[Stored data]
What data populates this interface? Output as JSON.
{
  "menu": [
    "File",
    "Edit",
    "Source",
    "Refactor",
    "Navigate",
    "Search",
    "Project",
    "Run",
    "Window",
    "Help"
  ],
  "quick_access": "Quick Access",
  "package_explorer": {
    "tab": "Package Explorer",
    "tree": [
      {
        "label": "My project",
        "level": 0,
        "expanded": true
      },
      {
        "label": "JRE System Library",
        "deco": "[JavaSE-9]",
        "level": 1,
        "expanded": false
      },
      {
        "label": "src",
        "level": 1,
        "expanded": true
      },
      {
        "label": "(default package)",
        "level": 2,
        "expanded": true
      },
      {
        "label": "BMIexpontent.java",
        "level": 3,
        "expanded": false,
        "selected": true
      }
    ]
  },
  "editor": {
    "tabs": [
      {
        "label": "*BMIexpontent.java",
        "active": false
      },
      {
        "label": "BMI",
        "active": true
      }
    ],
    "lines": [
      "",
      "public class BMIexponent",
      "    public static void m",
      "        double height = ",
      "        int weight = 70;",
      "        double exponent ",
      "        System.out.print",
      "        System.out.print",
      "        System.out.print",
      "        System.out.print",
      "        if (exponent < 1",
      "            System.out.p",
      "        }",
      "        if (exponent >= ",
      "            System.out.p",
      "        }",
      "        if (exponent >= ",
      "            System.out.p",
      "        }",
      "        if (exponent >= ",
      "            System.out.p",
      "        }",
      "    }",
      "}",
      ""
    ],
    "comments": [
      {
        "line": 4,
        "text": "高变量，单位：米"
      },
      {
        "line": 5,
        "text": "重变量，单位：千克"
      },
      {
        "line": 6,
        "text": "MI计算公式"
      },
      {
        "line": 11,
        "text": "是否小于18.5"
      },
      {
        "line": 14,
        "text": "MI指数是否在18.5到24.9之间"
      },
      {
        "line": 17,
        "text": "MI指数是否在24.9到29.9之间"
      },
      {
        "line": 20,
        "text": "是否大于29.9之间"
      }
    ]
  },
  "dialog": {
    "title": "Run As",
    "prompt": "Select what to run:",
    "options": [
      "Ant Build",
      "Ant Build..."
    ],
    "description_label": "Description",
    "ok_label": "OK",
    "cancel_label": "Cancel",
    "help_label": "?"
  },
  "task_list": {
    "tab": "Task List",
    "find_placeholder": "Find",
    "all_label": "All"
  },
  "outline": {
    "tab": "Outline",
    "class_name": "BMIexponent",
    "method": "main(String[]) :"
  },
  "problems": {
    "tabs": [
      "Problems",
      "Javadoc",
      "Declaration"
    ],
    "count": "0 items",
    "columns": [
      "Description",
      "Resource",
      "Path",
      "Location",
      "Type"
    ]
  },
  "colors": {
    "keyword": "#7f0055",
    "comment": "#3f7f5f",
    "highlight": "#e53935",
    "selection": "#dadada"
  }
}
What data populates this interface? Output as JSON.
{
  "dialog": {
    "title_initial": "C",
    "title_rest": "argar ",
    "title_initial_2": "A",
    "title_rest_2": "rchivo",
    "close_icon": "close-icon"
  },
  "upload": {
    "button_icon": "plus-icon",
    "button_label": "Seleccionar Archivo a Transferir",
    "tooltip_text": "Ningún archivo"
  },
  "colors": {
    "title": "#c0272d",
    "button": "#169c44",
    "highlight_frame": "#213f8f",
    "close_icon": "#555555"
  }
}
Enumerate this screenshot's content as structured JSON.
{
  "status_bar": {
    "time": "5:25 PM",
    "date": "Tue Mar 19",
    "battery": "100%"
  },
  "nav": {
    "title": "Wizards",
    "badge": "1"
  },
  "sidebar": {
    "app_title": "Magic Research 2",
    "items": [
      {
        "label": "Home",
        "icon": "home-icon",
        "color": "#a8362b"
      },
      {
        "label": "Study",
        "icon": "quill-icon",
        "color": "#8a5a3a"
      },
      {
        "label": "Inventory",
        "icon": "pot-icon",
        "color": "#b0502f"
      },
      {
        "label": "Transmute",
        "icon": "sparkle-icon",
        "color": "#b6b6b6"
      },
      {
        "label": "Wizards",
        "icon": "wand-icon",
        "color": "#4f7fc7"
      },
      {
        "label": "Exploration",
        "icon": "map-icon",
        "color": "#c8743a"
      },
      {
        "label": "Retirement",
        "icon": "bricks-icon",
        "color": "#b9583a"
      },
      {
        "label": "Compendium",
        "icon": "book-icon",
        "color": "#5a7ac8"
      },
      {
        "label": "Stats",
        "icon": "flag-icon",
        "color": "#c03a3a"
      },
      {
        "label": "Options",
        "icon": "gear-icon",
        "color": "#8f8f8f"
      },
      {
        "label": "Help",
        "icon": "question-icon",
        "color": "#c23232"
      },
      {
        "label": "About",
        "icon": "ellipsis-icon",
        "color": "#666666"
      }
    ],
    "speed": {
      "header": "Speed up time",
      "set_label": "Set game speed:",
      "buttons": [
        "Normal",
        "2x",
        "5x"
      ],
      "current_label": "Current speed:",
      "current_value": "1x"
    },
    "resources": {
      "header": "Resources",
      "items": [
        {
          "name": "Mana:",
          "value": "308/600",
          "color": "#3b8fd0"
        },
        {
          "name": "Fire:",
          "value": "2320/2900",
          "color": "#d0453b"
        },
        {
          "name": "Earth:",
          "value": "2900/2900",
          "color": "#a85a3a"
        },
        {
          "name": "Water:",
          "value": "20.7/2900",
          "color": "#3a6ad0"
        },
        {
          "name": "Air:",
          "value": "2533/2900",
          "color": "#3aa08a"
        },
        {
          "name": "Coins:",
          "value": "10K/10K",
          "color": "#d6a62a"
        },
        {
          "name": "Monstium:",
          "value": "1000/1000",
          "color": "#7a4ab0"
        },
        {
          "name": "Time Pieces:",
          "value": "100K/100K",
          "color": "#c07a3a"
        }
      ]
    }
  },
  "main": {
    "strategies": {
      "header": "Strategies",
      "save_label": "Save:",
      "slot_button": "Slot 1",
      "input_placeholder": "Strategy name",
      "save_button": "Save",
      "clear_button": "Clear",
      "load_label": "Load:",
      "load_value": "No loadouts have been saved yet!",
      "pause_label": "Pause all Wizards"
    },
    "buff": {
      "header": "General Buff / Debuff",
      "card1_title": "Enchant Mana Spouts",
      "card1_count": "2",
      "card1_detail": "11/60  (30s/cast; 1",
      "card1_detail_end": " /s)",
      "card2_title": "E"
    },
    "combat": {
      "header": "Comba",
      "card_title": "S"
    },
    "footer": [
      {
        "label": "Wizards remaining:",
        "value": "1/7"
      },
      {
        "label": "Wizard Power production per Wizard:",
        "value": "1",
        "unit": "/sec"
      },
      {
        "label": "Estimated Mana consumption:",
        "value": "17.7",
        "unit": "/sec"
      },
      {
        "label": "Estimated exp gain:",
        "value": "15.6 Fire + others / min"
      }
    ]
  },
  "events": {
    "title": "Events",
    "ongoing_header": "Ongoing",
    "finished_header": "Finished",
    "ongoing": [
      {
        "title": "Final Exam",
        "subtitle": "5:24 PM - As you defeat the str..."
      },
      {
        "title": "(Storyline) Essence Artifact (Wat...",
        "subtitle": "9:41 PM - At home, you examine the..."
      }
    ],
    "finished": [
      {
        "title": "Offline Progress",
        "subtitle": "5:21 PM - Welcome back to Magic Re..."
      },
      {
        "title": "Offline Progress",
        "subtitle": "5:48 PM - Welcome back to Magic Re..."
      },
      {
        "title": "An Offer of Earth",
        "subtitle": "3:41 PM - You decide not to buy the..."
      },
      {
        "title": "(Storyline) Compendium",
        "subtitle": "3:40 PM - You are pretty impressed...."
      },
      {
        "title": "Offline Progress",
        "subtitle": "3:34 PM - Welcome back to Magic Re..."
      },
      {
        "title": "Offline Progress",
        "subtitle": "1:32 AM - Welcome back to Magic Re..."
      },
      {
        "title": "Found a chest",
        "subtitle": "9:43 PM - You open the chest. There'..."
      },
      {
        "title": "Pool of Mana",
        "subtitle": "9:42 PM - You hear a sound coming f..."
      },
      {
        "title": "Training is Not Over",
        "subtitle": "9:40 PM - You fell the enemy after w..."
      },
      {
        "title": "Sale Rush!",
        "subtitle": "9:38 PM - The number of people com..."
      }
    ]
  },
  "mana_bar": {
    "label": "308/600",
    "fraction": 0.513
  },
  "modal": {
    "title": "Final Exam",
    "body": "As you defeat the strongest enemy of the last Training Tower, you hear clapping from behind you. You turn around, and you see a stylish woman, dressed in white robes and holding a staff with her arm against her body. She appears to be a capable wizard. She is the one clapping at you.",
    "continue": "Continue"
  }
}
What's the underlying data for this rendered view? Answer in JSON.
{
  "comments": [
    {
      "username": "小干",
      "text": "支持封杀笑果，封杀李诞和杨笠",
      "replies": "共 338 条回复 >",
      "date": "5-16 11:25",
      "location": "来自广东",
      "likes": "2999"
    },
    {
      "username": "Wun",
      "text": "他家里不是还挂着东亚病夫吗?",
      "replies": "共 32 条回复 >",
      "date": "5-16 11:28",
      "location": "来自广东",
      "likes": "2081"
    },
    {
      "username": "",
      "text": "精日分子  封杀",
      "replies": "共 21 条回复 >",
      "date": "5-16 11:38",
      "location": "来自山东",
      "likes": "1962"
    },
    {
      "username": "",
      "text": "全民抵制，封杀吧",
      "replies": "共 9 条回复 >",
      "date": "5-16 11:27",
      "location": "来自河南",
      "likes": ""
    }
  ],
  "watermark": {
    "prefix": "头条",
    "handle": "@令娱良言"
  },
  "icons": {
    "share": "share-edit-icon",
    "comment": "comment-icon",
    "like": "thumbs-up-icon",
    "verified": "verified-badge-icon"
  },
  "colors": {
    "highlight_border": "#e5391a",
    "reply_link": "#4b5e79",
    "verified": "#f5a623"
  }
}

* **Exercise**
Extract, exactly as they appear, the lines from the one containing "What's the underlying" through the final line.

* **In response**
What's the underlying data for this rendered view? Answer in JSON.
{
  "comments": [
    {
      "username": "小干",
      "text": "支持封杀笑果，封杀李诞和杨笠",
      "replies": "共 338 条回复 >",
      "date": "5-16 11:25",
      "location": "来自广东",
      "likes": "2999"
    },
    {
      "username": "Wun",
      "text": "他家里不是还挂着东亚病夫吗?",
      "replies": "共 32 条回复 >",
      "date": "5-16 11:28",
      "location": "来自广东",
      "likes": "2081"
    },
    {
      "username": "",
      "text": "精日分子  封杀",
      "replies": "共 21 条回复 >",
      "date": "5-16 11:38",
      "location": "来自山东",
      "likes": "1962"
    },
    {
      "username": "",
      "text": "全民抵制，封杀吧",
      "replies": "共 9 条回复 >",
      "date": "5-16 11:27",
      "location": "来自河南",
      "likes": ""
    }
  ],
  "watermark": {
    "prefix": "头条",
    "handle": "@令娱良言"
  },
  "icons": {
    "share": "share-edit-icon",
    "comment": "comment-icon",
    "like": "thumbs-up-icon",
    "verified": "verified-badge-icon"
  },
  "colors": {
    "highlight_border": "#e5391a",
    "reply_link": "#4b5e79",
    "verified": "#f5a623"
  }
}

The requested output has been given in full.